--- Stated goal ---
Read the records and gather each line that includes "JSON".

--- Data shown ---
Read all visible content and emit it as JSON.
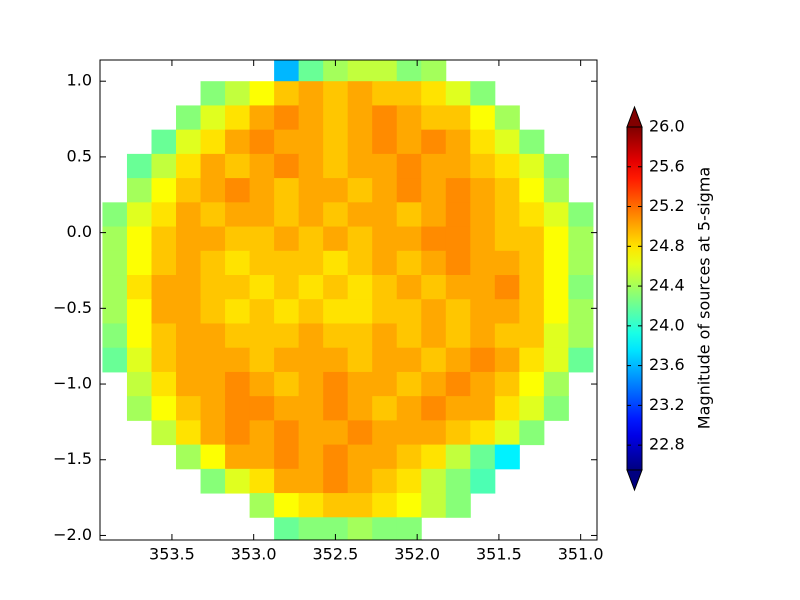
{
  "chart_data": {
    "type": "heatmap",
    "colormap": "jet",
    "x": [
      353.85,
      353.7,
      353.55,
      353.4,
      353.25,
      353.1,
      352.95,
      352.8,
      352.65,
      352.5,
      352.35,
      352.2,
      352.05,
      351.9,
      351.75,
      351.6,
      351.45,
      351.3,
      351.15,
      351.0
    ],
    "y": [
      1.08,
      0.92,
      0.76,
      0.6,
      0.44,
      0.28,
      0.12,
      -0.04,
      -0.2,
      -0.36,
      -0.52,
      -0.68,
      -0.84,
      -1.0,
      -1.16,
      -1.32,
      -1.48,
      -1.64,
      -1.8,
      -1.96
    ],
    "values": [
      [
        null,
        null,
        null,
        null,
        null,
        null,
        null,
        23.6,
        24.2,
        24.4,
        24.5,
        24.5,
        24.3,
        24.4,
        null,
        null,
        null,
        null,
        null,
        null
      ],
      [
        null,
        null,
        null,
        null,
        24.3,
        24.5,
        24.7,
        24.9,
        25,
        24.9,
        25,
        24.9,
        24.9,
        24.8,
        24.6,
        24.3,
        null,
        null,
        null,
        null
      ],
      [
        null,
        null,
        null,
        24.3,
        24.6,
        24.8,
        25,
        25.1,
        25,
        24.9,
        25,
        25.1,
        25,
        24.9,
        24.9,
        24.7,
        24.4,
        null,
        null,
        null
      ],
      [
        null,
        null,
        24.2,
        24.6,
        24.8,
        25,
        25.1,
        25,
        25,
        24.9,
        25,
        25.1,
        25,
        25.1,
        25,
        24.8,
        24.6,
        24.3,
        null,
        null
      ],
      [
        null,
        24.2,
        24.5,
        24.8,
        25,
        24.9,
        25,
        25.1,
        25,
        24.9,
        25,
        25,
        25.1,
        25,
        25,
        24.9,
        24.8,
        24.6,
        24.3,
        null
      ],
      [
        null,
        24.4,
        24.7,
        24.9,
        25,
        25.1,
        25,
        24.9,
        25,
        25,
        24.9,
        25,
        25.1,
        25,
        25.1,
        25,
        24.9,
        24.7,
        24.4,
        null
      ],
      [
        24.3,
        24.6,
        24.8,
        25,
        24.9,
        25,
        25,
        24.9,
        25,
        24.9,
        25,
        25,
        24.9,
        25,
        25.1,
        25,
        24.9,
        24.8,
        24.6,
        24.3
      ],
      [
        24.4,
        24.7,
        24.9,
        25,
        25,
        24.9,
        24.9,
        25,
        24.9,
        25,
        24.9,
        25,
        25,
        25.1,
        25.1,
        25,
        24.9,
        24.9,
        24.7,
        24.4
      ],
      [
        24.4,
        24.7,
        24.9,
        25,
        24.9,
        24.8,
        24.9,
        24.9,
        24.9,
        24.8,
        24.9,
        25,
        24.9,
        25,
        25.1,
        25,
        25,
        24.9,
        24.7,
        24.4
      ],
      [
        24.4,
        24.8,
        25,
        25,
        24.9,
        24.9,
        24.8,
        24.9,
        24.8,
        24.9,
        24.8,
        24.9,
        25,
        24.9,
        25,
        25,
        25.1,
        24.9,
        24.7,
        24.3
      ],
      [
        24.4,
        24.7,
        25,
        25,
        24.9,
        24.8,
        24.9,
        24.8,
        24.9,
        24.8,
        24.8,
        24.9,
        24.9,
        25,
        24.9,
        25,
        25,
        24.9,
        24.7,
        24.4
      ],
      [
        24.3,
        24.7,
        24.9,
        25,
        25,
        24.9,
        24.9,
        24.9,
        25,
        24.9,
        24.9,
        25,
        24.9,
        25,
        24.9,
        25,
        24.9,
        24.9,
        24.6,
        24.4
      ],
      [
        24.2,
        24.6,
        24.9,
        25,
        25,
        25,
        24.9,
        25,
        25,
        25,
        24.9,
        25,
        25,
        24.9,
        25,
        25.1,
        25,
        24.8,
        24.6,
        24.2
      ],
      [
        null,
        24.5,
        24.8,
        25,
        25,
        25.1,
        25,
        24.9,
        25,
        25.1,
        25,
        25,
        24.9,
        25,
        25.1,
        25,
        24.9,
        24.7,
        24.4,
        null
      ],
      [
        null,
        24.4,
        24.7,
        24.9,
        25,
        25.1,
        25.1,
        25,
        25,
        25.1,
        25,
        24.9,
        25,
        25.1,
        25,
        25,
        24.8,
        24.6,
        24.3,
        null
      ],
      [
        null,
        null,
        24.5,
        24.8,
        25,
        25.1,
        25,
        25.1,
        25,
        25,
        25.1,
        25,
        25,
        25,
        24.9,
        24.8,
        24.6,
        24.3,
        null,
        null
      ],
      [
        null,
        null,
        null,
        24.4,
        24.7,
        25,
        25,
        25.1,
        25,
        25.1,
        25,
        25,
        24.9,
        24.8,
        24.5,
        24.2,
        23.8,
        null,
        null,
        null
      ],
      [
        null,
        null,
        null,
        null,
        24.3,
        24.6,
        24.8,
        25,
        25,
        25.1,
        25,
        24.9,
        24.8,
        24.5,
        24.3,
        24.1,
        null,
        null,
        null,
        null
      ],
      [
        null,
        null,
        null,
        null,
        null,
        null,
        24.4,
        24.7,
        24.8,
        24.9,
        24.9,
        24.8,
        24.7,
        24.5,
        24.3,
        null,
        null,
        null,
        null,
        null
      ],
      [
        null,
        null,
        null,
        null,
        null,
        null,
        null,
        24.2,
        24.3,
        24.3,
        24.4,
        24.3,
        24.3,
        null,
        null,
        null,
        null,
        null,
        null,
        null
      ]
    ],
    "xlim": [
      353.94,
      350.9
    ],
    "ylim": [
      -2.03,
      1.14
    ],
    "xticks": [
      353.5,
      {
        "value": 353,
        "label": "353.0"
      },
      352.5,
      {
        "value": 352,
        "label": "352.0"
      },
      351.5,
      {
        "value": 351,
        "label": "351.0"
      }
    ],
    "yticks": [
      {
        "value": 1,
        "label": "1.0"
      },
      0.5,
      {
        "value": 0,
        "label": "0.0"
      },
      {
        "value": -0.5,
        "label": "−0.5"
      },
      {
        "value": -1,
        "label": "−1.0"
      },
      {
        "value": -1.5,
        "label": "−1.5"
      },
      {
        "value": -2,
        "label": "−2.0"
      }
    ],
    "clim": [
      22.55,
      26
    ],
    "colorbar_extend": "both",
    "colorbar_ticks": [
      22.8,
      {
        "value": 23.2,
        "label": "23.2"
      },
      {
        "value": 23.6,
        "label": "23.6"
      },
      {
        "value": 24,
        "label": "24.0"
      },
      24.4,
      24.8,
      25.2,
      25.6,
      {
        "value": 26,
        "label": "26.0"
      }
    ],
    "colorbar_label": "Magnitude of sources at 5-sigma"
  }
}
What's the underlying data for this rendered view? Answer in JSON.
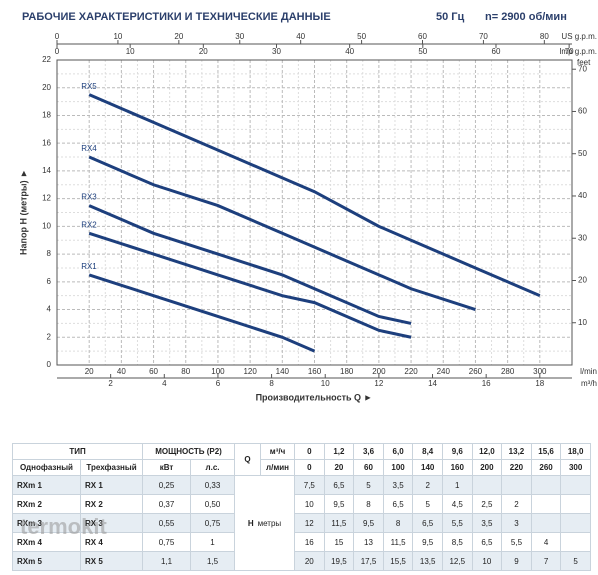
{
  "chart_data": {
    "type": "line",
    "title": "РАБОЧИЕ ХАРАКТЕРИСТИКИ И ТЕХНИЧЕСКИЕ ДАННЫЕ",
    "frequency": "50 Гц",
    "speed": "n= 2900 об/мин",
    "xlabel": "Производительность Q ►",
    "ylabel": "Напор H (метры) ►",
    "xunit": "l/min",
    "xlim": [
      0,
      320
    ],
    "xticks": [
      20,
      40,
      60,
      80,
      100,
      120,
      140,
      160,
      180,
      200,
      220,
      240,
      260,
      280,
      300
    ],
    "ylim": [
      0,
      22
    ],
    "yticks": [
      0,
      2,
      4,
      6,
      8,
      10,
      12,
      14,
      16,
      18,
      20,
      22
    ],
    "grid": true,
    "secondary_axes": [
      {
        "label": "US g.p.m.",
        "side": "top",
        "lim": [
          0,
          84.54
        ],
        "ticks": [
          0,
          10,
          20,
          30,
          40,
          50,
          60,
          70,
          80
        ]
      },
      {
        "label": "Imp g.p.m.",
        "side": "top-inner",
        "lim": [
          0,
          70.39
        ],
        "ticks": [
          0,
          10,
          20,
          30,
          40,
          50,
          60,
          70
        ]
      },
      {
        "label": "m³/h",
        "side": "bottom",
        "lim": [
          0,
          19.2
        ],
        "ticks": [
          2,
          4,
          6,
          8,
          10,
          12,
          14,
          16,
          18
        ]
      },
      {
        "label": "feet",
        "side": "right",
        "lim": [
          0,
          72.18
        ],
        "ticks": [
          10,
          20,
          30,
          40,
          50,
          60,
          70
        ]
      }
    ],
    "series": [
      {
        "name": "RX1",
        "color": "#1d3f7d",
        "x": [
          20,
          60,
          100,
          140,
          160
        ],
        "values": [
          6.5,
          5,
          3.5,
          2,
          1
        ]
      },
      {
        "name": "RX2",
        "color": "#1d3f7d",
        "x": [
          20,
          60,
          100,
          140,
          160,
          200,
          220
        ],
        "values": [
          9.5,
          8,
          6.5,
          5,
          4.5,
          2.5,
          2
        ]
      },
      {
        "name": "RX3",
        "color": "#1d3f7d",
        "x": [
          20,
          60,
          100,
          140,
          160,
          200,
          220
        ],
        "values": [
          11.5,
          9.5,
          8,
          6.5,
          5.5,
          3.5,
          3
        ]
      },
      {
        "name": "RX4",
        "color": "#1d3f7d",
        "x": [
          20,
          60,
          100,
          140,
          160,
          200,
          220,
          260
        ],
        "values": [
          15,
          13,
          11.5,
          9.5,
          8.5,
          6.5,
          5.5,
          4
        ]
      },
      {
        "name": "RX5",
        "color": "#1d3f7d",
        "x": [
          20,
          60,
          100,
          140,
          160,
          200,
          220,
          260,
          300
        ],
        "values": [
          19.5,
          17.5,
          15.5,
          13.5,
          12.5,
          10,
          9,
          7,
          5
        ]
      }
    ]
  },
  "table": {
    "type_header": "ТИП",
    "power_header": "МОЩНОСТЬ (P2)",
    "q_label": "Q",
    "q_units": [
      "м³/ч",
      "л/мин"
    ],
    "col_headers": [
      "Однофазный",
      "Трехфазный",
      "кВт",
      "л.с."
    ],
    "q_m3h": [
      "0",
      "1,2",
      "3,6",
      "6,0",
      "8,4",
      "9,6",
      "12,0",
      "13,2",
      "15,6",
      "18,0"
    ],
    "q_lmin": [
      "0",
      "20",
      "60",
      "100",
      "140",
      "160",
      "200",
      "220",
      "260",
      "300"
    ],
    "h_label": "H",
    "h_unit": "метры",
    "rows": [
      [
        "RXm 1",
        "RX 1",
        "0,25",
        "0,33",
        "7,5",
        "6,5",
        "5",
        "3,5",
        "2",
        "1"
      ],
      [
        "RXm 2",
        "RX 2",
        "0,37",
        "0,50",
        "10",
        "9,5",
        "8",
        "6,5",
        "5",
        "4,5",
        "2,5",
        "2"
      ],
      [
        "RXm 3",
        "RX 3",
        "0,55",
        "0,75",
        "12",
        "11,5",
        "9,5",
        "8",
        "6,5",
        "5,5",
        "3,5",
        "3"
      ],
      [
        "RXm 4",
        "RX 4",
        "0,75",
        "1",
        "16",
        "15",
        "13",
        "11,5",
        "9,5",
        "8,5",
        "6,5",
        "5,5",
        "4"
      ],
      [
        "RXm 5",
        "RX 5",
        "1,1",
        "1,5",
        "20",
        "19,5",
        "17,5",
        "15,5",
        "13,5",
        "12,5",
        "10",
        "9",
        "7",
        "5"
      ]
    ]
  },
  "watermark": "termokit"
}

--- Task response ---
Read all visible content and emit it as JSON.
What's the underlying data for this rendered view? Answer in JSON.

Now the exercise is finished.